**Prompt:** Could you output each line of the data that follows exactly?

**Exercise inputs:**

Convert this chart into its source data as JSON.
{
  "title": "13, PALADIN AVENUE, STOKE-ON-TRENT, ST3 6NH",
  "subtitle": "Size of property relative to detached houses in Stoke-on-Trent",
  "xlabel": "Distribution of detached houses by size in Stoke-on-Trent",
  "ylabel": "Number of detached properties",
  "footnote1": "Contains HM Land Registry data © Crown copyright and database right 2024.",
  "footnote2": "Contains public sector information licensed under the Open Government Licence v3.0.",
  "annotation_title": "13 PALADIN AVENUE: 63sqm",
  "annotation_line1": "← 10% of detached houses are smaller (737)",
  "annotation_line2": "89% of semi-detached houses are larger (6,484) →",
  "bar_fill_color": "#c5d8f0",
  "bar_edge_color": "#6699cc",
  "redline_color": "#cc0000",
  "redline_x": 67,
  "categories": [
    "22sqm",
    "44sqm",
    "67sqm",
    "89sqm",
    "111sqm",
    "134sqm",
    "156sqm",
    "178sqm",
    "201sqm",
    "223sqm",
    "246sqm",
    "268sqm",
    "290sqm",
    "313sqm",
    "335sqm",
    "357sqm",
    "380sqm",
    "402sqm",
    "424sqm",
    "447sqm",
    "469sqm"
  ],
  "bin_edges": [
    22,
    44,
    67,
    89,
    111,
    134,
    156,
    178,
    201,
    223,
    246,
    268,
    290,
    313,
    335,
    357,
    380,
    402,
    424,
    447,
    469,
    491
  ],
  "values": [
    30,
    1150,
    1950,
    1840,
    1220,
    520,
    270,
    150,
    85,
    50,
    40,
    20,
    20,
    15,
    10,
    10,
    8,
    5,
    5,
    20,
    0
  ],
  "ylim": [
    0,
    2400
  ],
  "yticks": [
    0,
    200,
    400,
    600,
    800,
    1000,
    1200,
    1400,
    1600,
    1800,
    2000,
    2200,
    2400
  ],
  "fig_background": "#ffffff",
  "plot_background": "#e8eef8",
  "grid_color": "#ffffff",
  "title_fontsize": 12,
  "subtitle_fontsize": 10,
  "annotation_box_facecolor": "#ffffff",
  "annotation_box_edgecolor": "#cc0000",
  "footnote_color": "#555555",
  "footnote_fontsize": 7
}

**Reply:**
Convert this chart into its source data as JSON.
{
  "title": "13, PALADIN AVENUE, STOKE-ON-TRENT, ST3 6NH",
  "subtitle": "Size of property relative to detached houses in Stoke-on-Trent",
  "xlabel": "Distribution of detached houses by size in Stoke-on-Trent",
  "ylabel": "Number of detached properties",
  "footnote1": "Contains HM Land Registry data © Crown copyright and database right 2024.",
  "footnote2": "Contains public sector information licensed under the Open Government Licence v3.0.",
  "annotation_title": "13 PALADIN AVENUE: 63sqm",
  "annotation_line1": "← 10% of detached houses are smaller (737)",
  "annotation_line2": "89% of semi-detached houses are larger (6,484) →",
  "bar_fill_color": "#c5d8f0",
  "bar_edge_color": "#6699cc",
  "redline_color": "#cc0000",
  "redline_x": 67,
  "categories": [
    "22sqm",
    "44sqm",
    "67sqm",
    "89sqm",
    "111sqm",
    "134sqm",
    "156sqm",
    "178sqm",
    "201sqm",
    "223sqm",
    "246sqm",
    "268sqm",
    "290sqm",
    "313sqm",
    "335sqm",
    "357sqm",
    "380sqm",
    "402sqm",
    "424sqm",
    "447sqm",
    "469sqm"
  ],
  "bin_edges": [
    22,
    44,
    67,
    89,
    111,
    134,
    156,
    178,
    201,
    223,
    246,
    268,
    290,
    313,
    335,
    357,
    380,
    402,
    424,
    447,
    469,
    491
  ],
  "values": [
    30,
    1150,
    1950,
    1840,
    1220,
    520,
    270,
    150,
    85,
    50,
    40,
    20,
    20,
    15,
    10,
    10,
    8,
    5,
    5,
    20,
    0
  ],
  "ylim": [
    0,
    2400
  ],
  "yticks": [
    0,
    200,
    400,
    600,
    800,
    1000,
    1200,
    1400,
    1600,
    1800,
    2000,
    2200,
    2400
  ],
  "fig_background": "#ffffff",
  "plot_background": "#e8eef8",
  "grid_color": "#ffffff",
  "title_fontsize": 12,
  "subtitle_fontsize": 10,
  "annotation_box_facecolor": "#ffffff",
  "annotation_box_edgecolor": "#cc0000",
  "footnote_color": "#555555",
  "footnote_fontsize": 7
}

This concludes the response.